● **Instructions for the task**:
Extract each line containing the string "southwest".

(Dataset records)
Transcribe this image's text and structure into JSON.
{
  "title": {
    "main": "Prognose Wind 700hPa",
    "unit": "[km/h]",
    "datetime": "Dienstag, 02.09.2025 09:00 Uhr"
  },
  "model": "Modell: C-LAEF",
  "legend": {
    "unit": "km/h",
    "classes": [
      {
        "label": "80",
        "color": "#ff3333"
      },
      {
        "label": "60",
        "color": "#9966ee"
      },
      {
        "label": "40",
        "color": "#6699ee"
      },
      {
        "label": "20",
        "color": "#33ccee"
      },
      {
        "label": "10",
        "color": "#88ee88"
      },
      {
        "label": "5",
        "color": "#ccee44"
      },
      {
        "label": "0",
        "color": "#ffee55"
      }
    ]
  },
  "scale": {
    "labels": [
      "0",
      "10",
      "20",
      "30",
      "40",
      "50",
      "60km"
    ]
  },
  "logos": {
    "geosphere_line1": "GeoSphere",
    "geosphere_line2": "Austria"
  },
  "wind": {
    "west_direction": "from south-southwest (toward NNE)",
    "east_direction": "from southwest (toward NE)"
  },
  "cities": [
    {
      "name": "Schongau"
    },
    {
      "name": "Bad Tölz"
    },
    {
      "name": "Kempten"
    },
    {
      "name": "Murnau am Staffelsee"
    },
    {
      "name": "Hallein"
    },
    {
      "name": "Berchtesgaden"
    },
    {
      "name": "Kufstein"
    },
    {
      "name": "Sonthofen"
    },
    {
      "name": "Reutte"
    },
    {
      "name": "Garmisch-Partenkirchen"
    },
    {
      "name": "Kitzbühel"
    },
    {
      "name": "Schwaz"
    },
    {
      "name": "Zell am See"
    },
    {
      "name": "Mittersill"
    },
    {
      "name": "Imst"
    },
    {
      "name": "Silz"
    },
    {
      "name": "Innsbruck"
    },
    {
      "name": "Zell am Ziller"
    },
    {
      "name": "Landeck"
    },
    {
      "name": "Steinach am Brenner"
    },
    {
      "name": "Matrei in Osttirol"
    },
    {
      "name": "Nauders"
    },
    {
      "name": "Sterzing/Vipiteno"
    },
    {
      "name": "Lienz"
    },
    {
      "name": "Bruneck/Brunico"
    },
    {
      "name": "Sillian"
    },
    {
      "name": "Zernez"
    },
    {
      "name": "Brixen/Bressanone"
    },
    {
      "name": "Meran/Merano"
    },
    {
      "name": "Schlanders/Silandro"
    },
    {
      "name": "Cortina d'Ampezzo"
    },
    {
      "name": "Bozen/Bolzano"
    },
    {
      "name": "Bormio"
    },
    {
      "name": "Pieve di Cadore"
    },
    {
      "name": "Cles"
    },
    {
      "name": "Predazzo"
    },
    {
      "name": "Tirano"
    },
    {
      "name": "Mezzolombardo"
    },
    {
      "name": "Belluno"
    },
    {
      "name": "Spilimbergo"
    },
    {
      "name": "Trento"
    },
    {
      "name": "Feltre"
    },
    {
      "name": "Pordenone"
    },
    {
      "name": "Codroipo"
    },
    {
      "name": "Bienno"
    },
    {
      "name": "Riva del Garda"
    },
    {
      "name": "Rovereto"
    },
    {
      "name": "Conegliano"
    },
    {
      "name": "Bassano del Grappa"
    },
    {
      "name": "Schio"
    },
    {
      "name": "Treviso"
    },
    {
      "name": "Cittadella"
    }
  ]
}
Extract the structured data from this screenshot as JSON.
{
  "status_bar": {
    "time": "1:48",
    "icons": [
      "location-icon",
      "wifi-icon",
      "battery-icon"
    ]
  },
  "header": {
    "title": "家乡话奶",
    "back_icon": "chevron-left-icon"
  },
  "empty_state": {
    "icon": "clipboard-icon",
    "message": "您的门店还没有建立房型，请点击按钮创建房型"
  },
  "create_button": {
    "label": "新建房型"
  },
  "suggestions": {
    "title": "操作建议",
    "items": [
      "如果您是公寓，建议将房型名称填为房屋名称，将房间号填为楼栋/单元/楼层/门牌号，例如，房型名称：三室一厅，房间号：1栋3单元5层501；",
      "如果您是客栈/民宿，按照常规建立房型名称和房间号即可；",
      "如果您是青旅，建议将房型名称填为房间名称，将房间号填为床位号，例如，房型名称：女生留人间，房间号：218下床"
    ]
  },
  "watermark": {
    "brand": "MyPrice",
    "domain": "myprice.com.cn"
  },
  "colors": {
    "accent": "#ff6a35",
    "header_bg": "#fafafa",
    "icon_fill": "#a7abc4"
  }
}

● **Result of the exercise**:
    "west_direction": "from south-southwest (toward NNE)",
    "east_direction": "from southwest (toward NE)"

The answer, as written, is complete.